## REQUIRED TASK:
Turn each line of the entries below into a numbered list, skipping any blank lines.

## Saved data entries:
## start

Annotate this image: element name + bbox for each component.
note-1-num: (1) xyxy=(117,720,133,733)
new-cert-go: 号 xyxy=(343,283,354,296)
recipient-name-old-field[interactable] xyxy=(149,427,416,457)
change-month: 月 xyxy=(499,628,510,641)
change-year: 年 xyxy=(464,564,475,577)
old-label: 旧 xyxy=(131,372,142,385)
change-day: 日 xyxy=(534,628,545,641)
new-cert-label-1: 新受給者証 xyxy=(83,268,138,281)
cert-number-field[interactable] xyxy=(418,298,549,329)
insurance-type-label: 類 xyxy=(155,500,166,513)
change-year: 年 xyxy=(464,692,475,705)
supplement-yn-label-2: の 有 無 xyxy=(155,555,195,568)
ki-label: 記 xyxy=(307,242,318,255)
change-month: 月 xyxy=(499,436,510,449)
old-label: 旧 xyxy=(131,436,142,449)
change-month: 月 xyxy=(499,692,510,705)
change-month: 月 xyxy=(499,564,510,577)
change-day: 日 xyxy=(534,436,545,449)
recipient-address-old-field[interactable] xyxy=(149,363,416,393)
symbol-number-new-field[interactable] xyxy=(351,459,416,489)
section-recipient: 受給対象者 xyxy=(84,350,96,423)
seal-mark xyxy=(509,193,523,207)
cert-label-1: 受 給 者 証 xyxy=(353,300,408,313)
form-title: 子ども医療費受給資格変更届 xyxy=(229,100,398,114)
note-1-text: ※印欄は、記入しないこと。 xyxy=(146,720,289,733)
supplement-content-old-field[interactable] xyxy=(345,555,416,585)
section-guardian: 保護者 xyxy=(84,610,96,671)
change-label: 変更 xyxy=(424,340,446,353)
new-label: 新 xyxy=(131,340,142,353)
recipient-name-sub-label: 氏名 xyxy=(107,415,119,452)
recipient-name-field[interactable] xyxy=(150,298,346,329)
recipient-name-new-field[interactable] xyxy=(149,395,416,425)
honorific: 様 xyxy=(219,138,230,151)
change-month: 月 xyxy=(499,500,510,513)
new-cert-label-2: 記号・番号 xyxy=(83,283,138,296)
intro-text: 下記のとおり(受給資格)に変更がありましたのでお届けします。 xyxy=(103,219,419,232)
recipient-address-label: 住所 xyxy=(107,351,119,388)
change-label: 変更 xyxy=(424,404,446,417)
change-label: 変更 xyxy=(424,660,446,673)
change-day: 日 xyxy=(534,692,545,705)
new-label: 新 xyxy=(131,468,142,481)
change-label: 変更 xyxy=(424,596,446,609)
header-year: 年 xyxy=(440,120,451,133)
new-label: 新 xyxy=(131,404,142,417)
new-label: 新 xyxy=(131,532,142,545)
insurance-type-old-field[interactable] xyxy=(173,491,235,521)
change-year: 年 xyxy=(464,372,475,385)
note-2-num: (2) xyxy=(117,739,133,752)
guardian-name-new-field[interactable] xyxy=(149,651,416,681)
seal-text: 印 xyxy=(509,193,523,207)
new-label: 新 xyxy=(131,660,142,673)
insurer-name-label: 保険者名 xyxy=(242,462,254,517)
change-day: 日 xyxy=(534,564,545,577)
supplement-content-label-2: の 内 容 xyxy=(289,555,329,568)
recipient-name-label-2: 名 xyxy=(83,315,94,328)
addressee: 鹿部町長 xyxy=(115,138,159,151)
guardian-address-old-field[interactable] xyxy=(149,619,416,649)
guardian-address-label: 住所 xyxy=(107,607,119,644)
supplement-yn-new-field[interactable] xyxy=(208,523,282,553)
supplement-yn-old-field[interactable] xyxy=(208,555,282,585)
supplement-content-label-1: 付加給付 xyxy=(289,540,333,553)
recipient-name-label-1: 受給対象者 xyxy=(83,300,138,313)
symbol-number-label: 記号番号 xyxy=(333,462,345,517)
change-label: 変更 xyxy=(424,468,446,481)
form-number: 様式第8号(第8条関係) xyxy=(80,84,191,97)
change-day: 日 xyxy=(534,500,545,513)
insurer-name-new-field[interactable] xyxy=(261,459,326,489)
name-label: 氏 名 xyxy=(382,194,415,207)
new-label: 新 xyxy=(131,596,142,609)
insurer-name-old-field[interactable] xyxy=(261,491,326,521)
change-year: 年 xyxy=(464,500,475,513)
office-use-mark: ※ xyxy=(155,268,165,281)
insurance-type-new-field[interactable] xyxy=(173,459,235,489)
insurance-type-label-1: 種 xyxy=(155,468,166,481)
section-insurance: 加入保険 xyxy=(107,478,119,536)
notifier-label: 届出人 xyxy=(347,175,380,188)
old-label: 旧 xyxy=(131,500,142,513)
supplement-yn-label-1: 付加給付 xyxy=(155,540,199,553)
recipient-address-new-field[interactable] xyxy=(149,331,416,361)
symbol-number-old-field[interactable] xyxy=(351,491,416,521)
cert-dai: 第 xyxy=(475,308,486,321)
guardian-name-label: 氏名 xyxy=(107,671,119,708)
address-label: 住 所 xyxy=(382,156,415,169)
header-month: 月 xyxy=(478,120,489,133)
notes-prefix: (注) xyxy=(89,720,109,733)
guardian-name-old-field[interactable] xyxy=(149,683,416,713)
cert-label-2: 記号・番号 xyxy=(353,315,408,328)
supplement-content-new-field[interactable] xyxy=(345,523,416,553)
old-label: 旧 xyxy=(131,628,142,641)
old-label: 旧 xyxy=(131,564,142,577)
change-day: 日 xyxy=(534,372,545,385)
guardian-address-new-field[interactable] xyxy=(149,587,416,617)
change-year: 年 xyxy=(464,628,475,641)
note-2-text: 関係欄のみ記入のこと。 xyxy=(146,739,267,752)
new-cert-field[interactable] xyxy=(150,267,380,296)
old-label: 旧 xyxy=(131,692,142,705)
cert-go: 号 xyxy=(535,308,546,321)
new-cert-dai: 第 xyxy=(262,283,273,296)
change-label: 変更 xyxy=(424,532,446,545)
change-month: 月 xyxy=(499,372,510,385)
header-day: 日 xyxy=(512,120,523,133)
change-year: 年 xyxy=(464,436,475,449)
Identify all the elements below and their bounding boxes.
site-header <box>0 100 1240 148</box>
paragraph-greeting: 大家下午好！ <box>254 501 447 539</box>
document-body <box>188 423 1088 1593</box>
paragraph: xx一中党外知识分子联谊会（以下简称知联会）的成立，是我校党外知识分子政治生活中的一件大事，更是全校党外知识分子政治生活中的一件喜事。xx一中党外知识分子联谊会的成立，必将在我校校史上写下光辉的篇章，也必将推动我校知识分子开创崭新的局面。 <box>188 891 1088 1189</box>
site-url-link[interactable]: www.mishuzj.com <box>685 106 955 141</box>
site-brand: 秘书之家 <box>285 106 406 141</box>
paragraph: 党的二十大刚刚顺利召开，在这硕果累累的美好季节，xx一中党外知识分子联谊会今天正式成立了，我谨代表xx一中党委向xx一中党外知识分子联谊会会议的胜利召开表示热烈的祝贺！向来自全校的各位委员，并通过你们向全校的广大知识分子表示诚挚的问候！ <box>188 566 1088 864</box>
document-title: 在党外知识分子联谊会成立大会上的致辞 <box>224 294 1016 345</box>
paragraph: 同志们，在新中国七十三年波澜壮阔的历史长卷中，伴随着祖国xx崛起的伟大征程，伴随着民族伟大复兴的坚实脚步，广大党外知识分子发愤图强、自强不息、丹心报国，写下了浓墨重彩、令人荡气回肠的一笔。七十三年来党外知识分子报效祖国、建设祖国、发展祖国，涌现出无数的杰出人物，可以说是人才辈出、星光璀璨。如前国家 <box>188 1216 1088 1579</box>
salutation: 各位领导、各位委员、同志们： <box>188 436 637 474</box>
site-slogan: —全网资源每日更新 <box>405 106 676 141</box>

## end

## EXERCISE ANSWER:
1. Annotate this image: element name + bbox for each component.
2. note-1-num: (1) xyxy=(117,720,133,733)
3. new-cert-go: 号 xyxy=(343,283,354,296)
4. recipient-name-old-field[interactable] xyxy=(149,427,416,457)
5. change-month: 月 xyxy=(499,628,510,641)
6. change-year: 年 xyxy=(464,564,475,577)
7. old-label: 旧 xyxy=(131,372,142,385)
8. change-day: 日 xyxy=(534,628,545,641)
9. new-cert-label-1: 新受給者証 xyxy=(83,268,138,281)
10. cert-number-field[interactable] xyxy=(418,298,549,329)
11. insurance-type-label: 類 xyxy=(155,500,166,513)
12. change-year: 年 xyxy=(464,692,475,705)
13. supplement-yn-label-2: の 有 無 xyxy=(155,555,195,568)
14. ki-label: 記 xyxy=(307,242,318,255)
15. change-month: 月 xyxy=(499,436,510,449)
16. old-label: 旧 xyxy=(131,436,142,449)
17. change-month: 月 xyxy=(499,692,510,705)
18. change-month: 月 xyxy=(499,564,510,577)
19. change-day: 日 xyxy=(534,436,545,449)
20. recipient-address-old-field[interactable] xyxy=(149,363,416,393)
21. symbol-number-new-field[interactable] xyxy=(351,459,416,489)
22. section-recipient: 受給対象者 xyxy=(84,350,96,423)
23. seal-mark xyxy=(509,193,523,207)
24. cert-label-1: 受 給 者 証 xyxy=(353,300,408,313)
25. form-title: 子ども医療費受給資格変更届 xyxy=(229,100,398,114)
26. note-1-text: ※印欄は、記入しないこと。 xyxy=(146,720,289,733)
27. supplement-content-old-field[interactable] xyxy=(345,555,416,585)
28. section-guardian: 保護者 xyxy=(84,610,96,671)
29. change-label: 変更 xyxy=(424,340,446,353)
30. new-label: 新 xyxy=(131,340,142,353)
31. recipient-name-sub-label: 氏名 xyxy=(107,415,119,452)
32. recipient-name-field[interactable] xyxy=(150,298,346,329)
33. recipient-name-new-field[interactable] xyxy=(149,395,416,425)
34. honorific: 様 xyxy=(219,138,230,151)
35. change-month: 月 xyxy=(499,500,510,513)
36. new-cert-label-2: 記号・番号 xyxy=(83,283,138,296)
37. intro-text: 下記のとおり(受給資格)に変更がありましたのでお届けします。 xyxy=(103,219,419,232)
38. recipient-address-label: 住所 xyxy=(107,351,119,388)
39. change-label: 変更 xyxy=(424,404,446,417)
40. change-label: 変更 xyxy=(424,660,446,673)
41. change-day: 日 xyxy=(534,692,545,705)
42. new-label: 新 xyxy=(131,468,142,481)
43. change-label: 変更 xyxy=(424,596,446,609)
44. header-year: 年 xyxy=(440,120,451,133)
45. new-label: 新 xyxy=(131,404,142,417)
46. new-label: 新 xyxy=(131,532,142,545)
47. insurance-type-old-field[interactable] xyxy=(173,491,235,521)
48. change-year: 年 xyxy=(464,372,475,385)
49. note-2-num: (2) xyxy=(117,739,133,752)
50. guardian-name-new-field[interactable] xyxy=(149,651,416,681)
51. seal-text: 印 xyxy=(509,193,523,207)
52. new-label: 新 xyxy=(131,660,142,673)
53. insurer-name-label: 保険者名 xyxy=(242,462,254,517)
54. change-day: 日 xyxy=(534,564,545,577)
55. supplement-content-label-2: の 内 容 xyxy=(289,555,329,568)
56. recipient-name-label-2: 名 xyxy=(83,315,94,328)
57. addressee: 鹿部町長 xyxy=(115,138,159,151)
58. guardian-address-old-field[interactable] xyxy=(149,619,416,649)
59. guardian-address-label: 住所 xyxy=(107,607,119,644)
60. supplement-yn-new-field[interactable] xyxy=(208,523,282,553)
61. supplement-yn-old-field[interactable] xyxy=(208,555,282,585)
62. supplement-content-label-1: 付加給付 xyxy=(289,540,333,553)
63. recipient-name-label-1: 受給対象者 xyxy=(83,300,138,313)
64. symbol-number-label: 記号番号 xyxy=(333,462,345,517)
65. change-label: 変更 xyxy=(424,468,446,481)
66. form-number: 様式第8号(第8条関係) xyxy=(80,84,191,97)
67. change-day: 日 xyxy=(534,500,545,513)
68. insurer-name-new-field[interactable] xyxy=(261,459,326,489)
69. name-label: 氏 名 xyxy=(382,194,415,207)
70. new-label: 新 xyxy=(131,596,142,609)
71. insurer-name-old-field[interactable] xyxy=(261,491,326,521)
72. change-year: 年 xyxy=(464,500,475,513)
73. office-use-mark: ※ xyxy=(155,268,165,281)
74. insurance-type-new-field[interactable] xyxy=(173,459,235,489)
75. insurance-type-label-1: 種 xyxy=(155,468,166,481)
76. section-insurance: 加入保険 xyxy=(107,478,119,536)
77. notifier-label: 届出人 xyxy=(347,175,380,188)
78. old-label: 旧 xyxy=(131,500,142,513)
79. supplement-yn-label-1: 付加給付 xyxy=(155,540,199,553)
80. recipient-address-new-field[interactable] xyxy=(149,331,416,361)
81. symbol-number-old-field[interactable] xyxy=(351,491,416,521)
82. cert-dai: 第 xyxy=(475,308,486,321)
83. guardian-name-label: 氏名 xyxy=(107,671,119,708)
84. address-label: 住 所 xyxy=(382,156,415,169)
85. header-month: 月 xyxy=(478,120,489,133)
86. notes-prefix: (注) xyxy=(89,720,109,733)
87. guardian-name-old-field[interactable] xyxy=(149,683,416,713)
88. cert-label-2: 記号・番号 xyxy=(353,315,408,328)
89. supplement-content-new-field[interactable] xyxy=(345,523,416,553)
90. old-label: 旧 xyxy=(131,628,142,641)
91. old-label: 旧 xyxy=(131,564,142,577)
92. change-day: 日 xyxy=(534,372,545,385)
93. guardian-address-new-field[interactable] xyxy=(149,587,416,617)
94. change-year: 年 xyxy=(464,628,475,641)
95. note-2-text: 関係欄のみ記入のこと。 xyxy=(146,739,267,752)
96. new-cert-field[interactable] xyxy=(150,267,380,296)
97. old-label: 旧 xyxy=(131,692,142,705)
98. cert-go: 号 xyxy=(535,308,546,321)
99. new-cert-dai: 第 xyxy=(262,283,273,296)
100. change-label: 変更 xyxy=(424,532,446,545)
101. change-month: 月 xyxy=(499,372,510,385)
102. header-day: 日 xyxy=(512,120,523,133)
103. change-year: 年 xyxy=(464,436,475,449)
104. Identify all the elements below and their bounding boxes.
105. site-header <box>0 100 1240 148</box>
106. paragraph-greeting: 大家下午好！ <box>254 501 447 539</box>
107. document-body <box>188 423 1088 1593</box>
108. paragraph: xx一中党外知识分子联谊会（以下简称知联会）的成立，是我校党外知识分子政治生活中的一件大事，更是全校党外知识分子政治生活中的一件喜事。xx一中党外知识分子联谊会的成立，必将在我校校史上写下光辉的篇章，也必将推动我校知识分子开创崭新的局面。 <box>188 891 1088 1189</box>
109. site-url-link[interactable]: www.mishuzj.com <box>685 106 955 141</box>
110. site-brand: 秘书之家 <box>285 106 406 141</box>
111. paragraph: 党的二十大刚刚顺利召开，在这硕果累累的美好季节，xx一中党外知识分子联谊会今天正式成立了，我谨代表xx一中党委向xx一中党外知识分子联谊会会议的胜利召开表示热烈的祝贺！向来自全校的各位委员，并通过你们向全校的广大知识分子表示诚挚的问候！ <box>188 566 1088 864</box>
112. document-title: 在党外知识分子联谊会成立大会上的致辞 <box>224 294 1016 345</box>
113. paragraph: 同志们，在新中国七十三年波澜壮阔的历史长卷中，伴随着祖国xx崛起的伟大征程，伴随着民族伟大复兴的坚实脚步，广大党外知识分子发愤图强、自强不息、丹心报国，写下了浓墨重彩、令人荡气回肠的一笔。七十三年来党外知识分子报效祖国、建设祖国、发展祖国，涌现出无数的杰出人物，可以说是人才辈出、星光璀璨。如前国家 <box>188 1216 1088 1579</box>
114. salutation: 各位领导、各位委员、同志们： <box>188 436 637 474</box>
115. site-slogan: —全网资源每日更新 <box>405 106 676 141</box>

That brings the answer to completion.